[Extracted data entries]
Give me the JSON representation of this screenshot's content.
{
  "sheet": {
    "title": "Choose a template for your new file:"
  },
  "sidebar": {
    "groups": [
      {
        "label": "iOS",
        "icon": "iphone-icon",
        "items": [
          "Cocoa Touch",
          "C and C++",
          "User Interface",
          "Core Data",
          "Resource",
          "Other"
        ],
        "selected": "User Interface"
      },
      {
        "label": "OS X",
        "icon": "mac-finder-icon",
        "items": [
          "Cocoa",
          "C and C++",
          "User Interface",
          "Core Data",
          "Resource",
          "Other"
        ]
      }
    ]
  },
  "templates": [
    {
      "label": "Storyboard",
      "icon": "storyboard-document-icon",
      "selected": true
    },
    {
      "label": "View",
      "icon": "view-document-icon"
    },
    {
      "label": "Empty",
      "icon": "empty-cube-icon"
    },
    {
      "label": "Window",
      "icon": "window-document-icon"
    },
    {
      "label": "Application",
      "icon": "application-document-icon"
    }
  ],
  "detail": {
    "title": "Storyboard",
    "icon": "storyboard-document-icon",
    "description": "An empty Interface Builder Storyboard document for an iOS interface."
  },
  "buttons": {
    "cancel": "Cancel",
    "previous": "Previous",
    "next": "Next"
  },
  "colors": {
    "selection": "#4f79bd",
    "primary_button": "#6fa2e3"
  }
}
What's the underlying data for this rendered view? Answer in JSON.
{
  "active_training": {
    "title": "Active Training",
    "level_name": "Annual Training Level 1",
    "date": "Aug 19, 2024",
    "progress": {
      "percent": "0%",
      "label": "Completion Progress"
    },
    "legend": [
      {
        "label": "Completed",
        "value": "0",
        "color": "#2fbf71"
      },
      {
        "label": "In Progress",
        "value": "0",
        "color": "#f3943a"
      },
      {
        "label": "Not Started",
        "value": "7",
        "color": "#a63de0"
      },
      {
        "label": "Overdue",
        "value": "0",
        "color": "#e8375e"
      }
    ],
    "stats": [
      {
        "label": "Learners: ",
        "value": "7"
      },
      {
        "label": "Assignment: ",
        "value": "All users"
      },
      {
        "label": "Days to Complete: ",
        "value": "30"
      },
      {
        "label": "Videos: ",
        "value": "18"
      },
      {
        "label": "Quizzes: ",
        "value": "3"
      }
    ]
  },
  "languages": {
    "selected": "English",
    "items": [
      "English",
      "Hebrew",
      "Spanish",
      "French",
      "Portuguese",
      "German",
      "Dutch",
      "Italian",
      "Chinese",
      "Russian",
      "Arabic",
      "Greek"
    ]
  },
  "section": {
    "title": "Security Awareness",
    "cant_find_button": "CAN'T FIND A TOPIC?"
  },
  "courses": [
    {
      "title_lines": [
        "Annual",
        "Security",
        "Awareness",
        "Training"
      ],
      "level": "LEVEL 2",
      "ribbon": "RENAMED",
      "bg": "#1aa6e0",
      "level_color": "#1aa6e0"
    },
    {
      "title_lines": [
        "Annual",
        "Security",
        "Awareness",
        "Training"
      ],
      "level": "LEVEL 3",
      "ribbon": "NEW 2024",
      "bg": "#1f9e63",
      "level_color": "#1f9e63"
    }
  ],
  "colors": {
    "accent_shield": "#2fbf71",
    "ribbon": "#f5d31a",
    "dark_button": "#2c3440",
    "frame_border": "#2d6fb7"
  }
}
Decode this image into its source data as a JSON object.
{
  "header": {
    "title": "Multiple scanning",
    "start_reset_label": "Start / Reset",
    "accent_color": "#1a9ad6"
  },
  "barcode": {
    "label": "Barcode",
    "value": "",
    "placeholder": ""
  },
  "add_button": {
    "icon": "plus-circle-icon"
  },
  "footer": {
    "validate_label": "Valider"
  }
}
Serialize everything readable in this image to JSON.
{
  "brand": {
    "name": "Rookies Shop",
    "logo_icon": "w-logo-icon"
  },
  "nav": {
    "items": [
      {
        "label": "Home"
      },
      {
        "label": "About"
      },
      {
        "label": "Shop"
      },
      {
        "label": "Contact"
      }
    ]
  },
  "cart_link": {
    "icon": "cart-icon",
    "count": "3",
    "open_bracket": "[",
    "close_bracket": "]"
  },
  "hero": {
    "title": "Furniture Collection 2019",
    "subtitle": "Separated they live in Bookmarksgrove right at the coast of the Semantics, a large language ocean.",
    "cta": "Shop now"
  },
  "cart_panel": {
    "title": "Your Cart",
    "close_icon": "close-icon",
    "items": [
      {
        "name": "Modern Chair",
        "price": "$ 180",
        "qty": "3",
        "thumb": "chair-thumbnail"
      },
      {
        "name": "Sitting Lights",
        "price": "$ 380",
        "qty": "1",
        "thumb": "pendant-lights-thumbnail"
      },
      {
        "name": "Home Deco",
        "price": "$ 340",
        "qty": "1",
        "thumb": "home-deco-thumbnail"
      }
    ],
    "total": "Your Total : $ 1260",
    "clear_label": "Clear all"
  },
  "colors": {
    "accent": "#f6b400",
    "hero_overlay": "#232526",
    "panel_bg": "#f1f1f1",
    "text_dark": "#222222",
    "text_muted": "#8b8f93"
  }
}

Written instruction
Search the data for the string "Interface". List each line that has it.

Output below
          "User Interface",
        "selected": "User Interface"
          "User Interface",
    "description": "An empty Interface Builder Storyboard document for an iOS interface."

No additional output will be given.